▶ _Required task_
Report only how many lines of the entries below contain the string "과제코디".

▶ _Extracted records_

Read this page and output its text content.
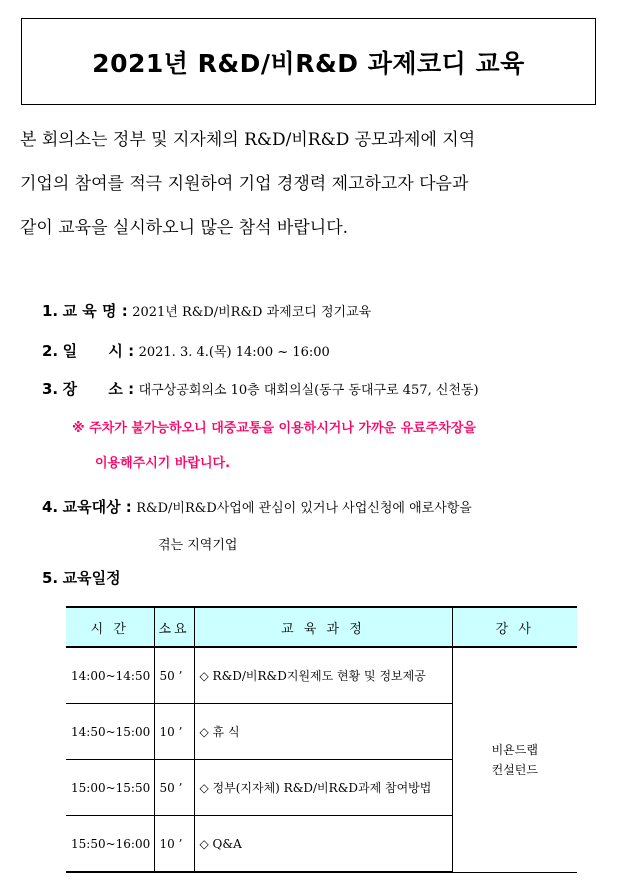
2021년 R&D/비R&D 과제코디 교육

본 회의소는 정부 및 지자체의 R&D/비R&D 공모과제에 지역

기업의 참여를 적극 지원하여 기업 경쟁력 제고하고자 다음과

같이 교육을 실시하오니 많은 참석 바랍니다.

1. 교 육 명 : 2021년 R&D/비R&D 과제코디 정기교육
2. 일      시 : 2021. 3. 4.(목) 14:00 ~ 16:00
3. 장      소 : 대구상공회의소 10층 대회의실(동구 동대구로 457, 신천동)
※ 주차가 불가능하오니 대중교통을 이용하시거나 가까운 유료주차장을
이용해주시기 바랍니다.
4. 교육대상 : R&D/비R&D사업에 관심이 있거나 사업신청에 애로사항을
겪는 지역기업
5. 교육일정
시 간	소요	교 육 과 정	강 사
14:00~14:50	50 ’	◇ R&D/비R&D지원제도 현황 및 정보제공	비욘드랩
컨설턴드

14:50~15:00	10 ’	◇ 휴 식	
15:00~15:50	50 ’	◇ 정부(지자체) R&D/비R&D과제 참여방법	
15:50~16:00	10 ’	◇ Q&A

▶ _Output below_
2